## Begin Exercise inputs

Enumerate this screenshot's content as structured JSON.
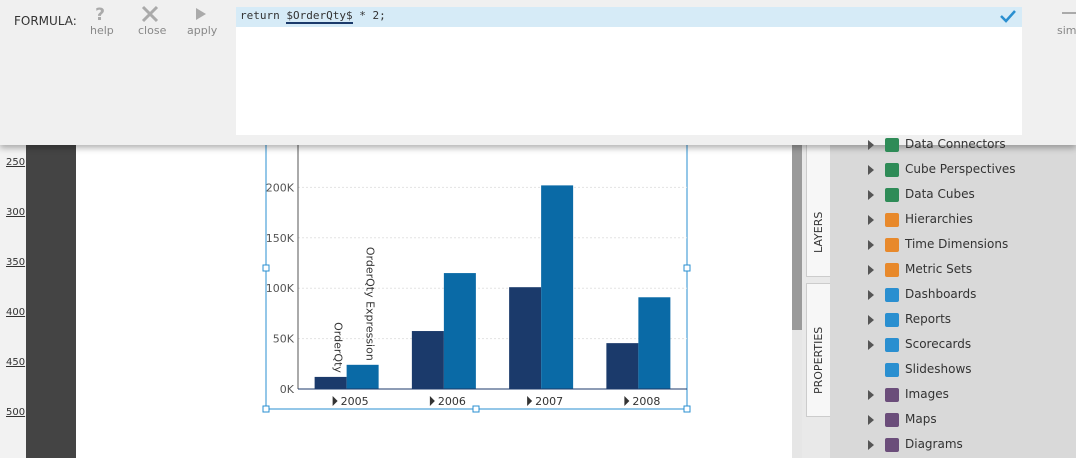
{
  "toolbar": {
    "label": "FORMULA:",
    "buttons": [
      "help",
      "close",
      "apply"
    ],
    "cut_button": "simp"
  },
  "editor": {
    "code_before": "return",
    "variable": "$OrderQty$",
    "code_after": "* 2;"
  },
  "ruler": {
    "labels": [
      "250",
      "300",
      "350",
      "400",
      "450",
      "500"
    ]
  },
  "tabs": [
    "LAYERS",
    "PROPERTIES"
  ],
  "panel": {
    "items": [
      {
        "label": "Data Connectors",
        "expandable": true,
        "icon_color": "#2e8b57"
      },
      {
        "label": "Cube Perspectives",
        "expandable": true,
        "icon_color": "#2e8b57"
      },
      {
        "label": "Data Cubes",
        "expandable": true,
        "icon_color": "#2e8b57"
      },
      {
        "label": "Hierarchies",
        "expandable": true,
        "icon_color": "#e8892b"
      },
      {
        "label": "Time Dimensions",
        "expandable": true,
        "icon_color": "#e8892b"
      },
      {
        "label": "Metric Sets",
        "expandable": true,
        "icon_color": "#e8892b"
      },
      {
        "label": "Dashboards",
        "expandable": true,
        "icon_color": "#2a8fd0"
      },
      {
        "label": "Reports",
        "expandable": true,
        "icon_color": "#2a8fd0"
      },
      {
        "label": "Scorecards",
        "expandable": true,
        "icon_color": "#2a8fd0"
      },
      {
        "label": "Slideshows",
        "expandable": false,
        "icon_color": "#2a8fd0"
      },
      {
        "label": "Images",
        "expandable": true,
        "icon_color": "#6b4d7a"
      },
      {
        "label": "Maps",
        "expandable": true,
        "icon_color": "#6b4d7a"
      },
      {
        "label": "Diagrams",
        "expandable": true,
        "icon_color": "#6b4d7a"
      }
    ]
  },
  "chart_data": {
    "type": "bar",
    "categories": [
      "2005",
      "2006",
      "2007",
      "2008"
    ],
    "series": [
      {
        "name": "OrderQty",
        "color": "#1b3a6b",
        "values": [
          12000,
          57500,
          101000,
          45500
        ]
      },
      {
        "name": "OrderQty Expression",
        "color": "#0a6aa6",
        "values": [
          24000,
          115000,
          202000,
          91000
        ]
      }
    ],
    "ylim": [
      0,
      250000
    ],
    "yticks": [
      {
        "value": 0,
        "label": "0K"
      },
      {
        "value": 50000,
        "label": "50K"
      },
      {
        "value": 100000,
        "label": "100K"
      },
      {
        "value": 150000,
        "label": "150K"
      },
      {
        "value": 200000,
        "label": "200K"
      }
    ],
    "grid": true
  }
}
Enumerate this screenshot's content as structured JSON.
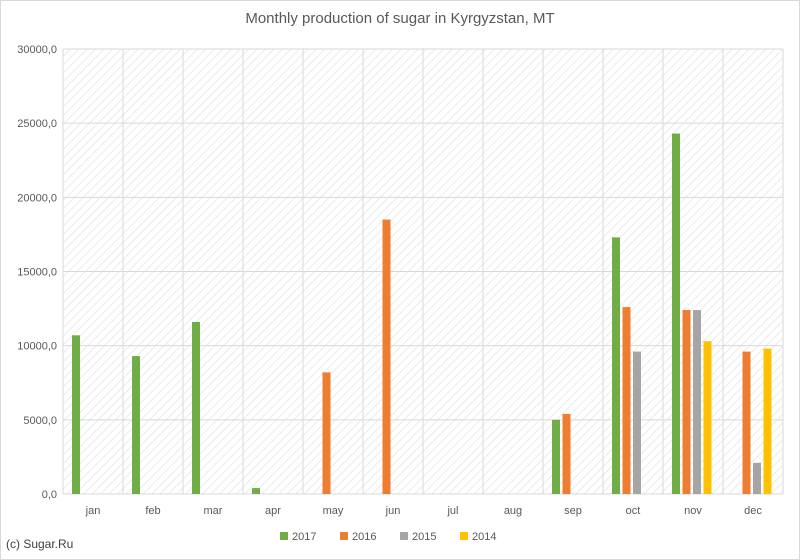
{
  "chart_data": {
    "type": "bar",
    "title": "Monthly production of sugar in Kyrgyzstan, MT",
    "xlabel": "",
    "ylabel": "",
    "ylim": [
      0,
      30000
    ],
    "yticks": [
      "0,0",
      "5000,0",
      "10000,0",
      "15000,0",
      "20000,0",
      "25000,0",
      "30000,0"
    ],
    "ytick_values": [
      0,
      5000,
      10000,
      15000,
      20000,
      25000,
      30000
    ],
    "grid": true,
    "legend_position": "bottom",
    "categories": [
      "jan",
      "feb",
      "mar",
      "apr",
      "may",
      "jun",
      "jul",
      "aug",
      "sep",
      "oct",
      "nov",
      "dec"
    ],
    "series": [
      {
        "name": "2017",
        "color": "#70ad47",
        "values": [
          10700,
          9300,
          11600,
          400,
          0,
          0,
          0,
          0,
          5000,
          17300,
          24300,
          0
        ]
      },
      {
        "name": "2016",
        "color": "#ed7d31",
        "values": [
          0,
          0,
          0,
          0,
          8200,
          18500,
          0,
          0,
          5400,
          12600,
          12400,
          9600
        ]
      },
      {
        "name": "2015",
        "color": "#a5a5a5",
        "values": [
          0,
          0,
          0,
          0,
          0,
          0,
          0,
          0,
          0,
          9600,
          12400,
          2100
        ]
      },
      {
        "name": "2014",
        "color": "#ffc000",
        "values": [
          0,
          0,
          0,
          0,
          0,
          0,
          0,
          0,
          0,
          0,
          10300,
          9800
        ]
      }
    ]
  },
  "credit": "(c) Sugar.Ru"
}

## End Exercise inputs

Count up the lines in the listing that hold the word "OrderQty", and give that number only.

3